Trecho ->
- - -

Ambientalistas e agricultores buscam consenso sobre Código
Florestal
O Plenário da Assembleia Legislativa de Minas
Gerais reuniu os extremos do confronto agrícola-ambiental nesta
segunda-feira (16/11/09), durante o Debate Público Contribuição
de Minas para a Reforma do Código Florestal Brasileiro.
Deputados, ambientalistas e produtores rurais se reuniram para
discutir propostas comuns a serem enviadas à Câmara dos Deputados,
onde tramita o Projeto de Lei (PL) 1.876/99, do ex-deputado Sérgio
Carvalho. O projeto propõe um novo Código Florestal em substituição
ao atual (Lei Federal 4.771, de 1965).
As dificuldades do entendimento ficaram claras nos
pronunciamentos dos convidados e nas manifestações da plateia. A
professora adjunta da Universidade Federal de Viçosa (UFV), Irene
Cardoso, recebeu aplausos, mas também vaias localizadas, ao defender
a promoção dos sistemas agroflorestais.
Os participantes também reagiram de forma diferente
às falas dos secretários presentes. O secretário de Estado de Meio
Ambiente e Desenvolvimento Sustentável, José Carlos Carvalho, foi
aplaudido sobretudo pelo setor à esquerda do Plenário, onde se
concentraram os ambientalistas. Já os aplausos para o secretário de
Estado de Agricultura, Pecuária e Abastecimento, Gilman Viana, foram
mais fortes, já que os produtores rurais dominavam os setores
centrais e à direita do Plenário.

- - -

Registros fornecidos ->

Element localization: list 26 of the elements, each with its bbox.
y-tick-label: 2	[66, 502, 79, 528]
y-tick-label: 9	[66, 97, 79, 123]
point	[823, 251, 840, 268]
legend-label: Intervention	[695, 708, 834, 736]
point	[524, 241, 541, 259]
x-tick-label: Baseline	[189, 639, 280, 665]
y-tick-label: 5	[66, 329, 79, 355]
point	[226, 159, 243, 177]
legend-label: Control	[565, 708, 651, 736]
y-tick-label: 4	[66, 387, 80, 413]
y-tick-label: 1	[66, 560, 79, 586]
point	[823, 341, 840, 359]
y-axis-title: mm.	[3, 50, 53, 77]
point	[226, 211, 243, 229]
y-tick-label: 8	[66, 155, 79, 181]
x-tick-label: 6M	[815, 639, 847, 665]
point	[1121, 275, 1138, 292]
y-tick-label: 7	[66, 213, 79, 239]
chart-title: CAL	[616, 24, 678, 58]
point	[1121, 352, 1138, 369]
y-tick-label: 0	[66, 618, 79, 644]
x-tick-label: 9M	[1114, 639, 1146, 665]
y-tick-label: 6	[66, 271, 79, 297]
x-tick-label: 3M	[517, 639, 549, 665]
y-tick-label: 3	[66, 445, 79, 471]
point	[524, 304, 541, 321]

- - -

Exercícios propostos ->
**a)** De acordo com a notícia sobre o Código Florestal, que lei o Projeto de Lei 1.876/99 propõe substituir?
**b)** Substitua "Plenário" por "auditório" na notícia sobre o Código Florestal, no trecho de "As dificuldades do" a "direita do Plenário.".
**c)** Retome a notícia sobre o debate do Código Florestal e continue-a a partir do ponto em que termina.

Exercícios resolvidos ->
**a)** A Lei Federal 4.771, de 1965, que é o atual Código Florestal.

**b)**
As dificuldades do entendimento ficaram claras nos
pronunciamentos dos convidados e nas manifestações da plateia. A
professora adjunta da Universidade Federal de Viçosa (UFV), Irene
Cardoso, recebeu aplausos, mas também vaias localizadas, ao defender
a promoção dos sistemas agroflorestais.
Os participantes também reagiram de forma diferente
às falas dos secretários presentes. O secretário de Estado de Meio
Ambiente e Desenvolvimento Sustentável, José Carlos Carvalho, foi
aplaudido sobretudo pelo setor à esquerda do auditório, onde se
concentraram os ambientalistas. Já os aplausos para o secretário de
Estado de Agricultura, Pecuária e Abastecimento, Gilman Viana, foram
mais fortes, já que os produtores rurais dominavam os setores
centrais e à direita do auditório.

**c)**
Deputados defendem entendimento
Organizado pela Comissão de Política Agropecuária e
Agroindustrial, o debate na ALMG foi solicitado pelos deputados
Vanderlei Jangrossi (PP), Antônio Carlos Arantes (PSC), Chico Uejo
(PSB), Domingos Sávio (PSDB) e Carlos Gomes (PT). A necessidade de
adaptar a legislação ambiental à realidade do produtor rural foi
defendida pelos deputados na abertura do evento.
O deputado Vanderlei Jangrossi, que presidiu os
trabalhos, destacou a importância das contribuições mineiras para o
aperfeiçoamento do Código Florestal. Ele também avaliou que a
ausência dos deputados federais que participariam do evento não
prejudicaria os debates, em função dos vários especialistas e
autoridades presentes.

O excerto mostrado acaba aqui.